(Data entries)
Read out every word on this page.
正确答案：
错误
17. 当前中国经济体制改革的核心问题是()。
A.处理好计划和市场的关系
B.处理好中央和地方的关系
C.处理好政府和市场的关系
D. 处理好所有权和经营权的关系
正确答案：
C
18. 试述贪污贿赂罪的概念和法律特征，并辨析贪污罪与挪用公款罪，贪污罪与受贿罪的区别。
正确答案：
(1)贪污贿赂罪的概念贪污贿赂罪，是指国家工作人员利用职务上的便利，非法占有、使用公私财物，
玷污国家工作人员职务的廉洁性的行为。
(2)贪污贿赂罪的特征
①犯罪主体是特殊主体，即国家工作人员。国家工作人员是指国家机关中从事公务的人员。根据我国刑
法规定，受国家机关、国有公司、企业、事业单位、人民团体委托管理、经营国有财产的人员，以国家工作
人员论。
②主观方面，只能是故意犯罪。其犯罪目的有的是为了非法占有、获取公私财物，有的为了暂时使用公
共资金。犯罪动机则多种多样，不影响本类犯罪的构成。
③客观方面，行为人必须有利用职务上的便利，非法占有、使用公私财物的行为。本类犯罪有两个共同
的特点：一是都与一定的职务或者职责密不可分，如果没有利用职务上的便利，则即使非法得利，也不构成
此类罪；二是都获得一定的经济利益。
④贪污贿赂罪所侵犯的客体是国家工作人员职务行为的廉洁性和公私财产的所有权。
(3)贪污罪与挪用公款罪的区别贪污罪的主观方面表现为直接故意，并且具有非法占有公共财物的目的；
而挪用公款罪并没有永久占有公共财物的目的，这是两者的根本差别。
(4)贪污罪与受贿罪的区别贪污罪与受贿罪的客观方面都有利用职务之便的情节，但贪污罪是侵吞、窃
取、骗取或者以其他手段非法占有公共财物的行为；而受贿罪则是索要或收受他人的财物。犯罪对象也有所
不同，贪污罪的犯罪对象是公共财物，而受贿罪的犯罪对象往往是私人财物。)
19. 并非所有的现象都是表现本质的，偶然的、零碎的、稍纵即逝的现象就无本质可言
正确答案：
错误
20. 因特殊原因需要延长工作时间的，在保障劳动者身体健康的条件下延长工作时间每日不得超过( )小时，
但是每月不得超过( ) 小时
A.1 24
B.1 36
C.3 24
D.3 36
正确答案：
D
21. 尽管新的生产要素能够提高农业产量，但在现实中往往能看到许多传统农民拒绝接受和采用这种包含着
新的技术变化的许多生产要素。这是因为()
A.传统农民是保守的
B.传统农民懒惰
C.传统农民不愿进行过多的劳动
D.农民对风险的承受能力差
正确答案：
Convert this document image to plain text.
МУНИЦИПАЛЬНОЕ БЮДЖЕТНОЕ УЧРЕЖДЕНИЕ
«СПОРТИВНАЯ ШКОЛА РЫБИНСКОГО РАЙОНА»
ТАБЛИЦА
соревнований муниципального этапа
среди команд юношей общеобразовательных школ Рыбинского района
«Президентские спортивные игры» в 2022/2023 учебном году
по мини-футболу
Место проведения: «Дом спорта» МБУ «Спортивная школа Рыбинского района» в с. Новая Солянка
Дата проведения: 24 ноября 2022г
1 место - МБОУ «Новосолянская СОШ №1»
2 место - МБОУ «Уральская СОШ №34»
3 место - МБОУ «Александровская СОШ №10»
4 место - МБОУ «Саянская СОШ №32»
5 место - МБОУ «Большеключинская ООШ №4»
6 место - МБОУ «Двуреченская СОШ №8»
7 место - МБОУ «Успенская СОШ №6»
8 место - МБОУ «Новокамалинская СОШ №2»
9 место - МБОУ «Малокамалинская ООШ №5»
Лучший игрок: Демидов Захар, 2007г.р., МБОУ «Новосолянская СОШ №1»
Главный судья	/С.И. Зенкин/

==

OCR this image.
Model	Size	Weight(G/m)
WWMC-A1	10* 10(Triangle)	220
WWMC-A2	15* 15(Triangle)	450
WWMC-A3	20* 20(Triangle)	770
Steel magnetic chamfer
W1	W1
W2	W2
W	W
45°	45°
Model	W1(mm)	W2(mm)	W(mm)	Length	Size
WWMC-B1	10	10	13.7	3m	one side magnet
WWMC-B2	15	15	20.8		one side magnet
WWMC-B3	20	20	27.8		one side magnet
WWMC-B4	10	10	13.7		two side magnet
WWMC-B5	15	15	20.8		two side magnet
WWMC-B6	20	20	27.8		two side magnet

SHORT TASK: In the entries above, find each line with the string "image" and copy it.

FULL ANSWER:
Convert this document image to plain text.
OCR this image.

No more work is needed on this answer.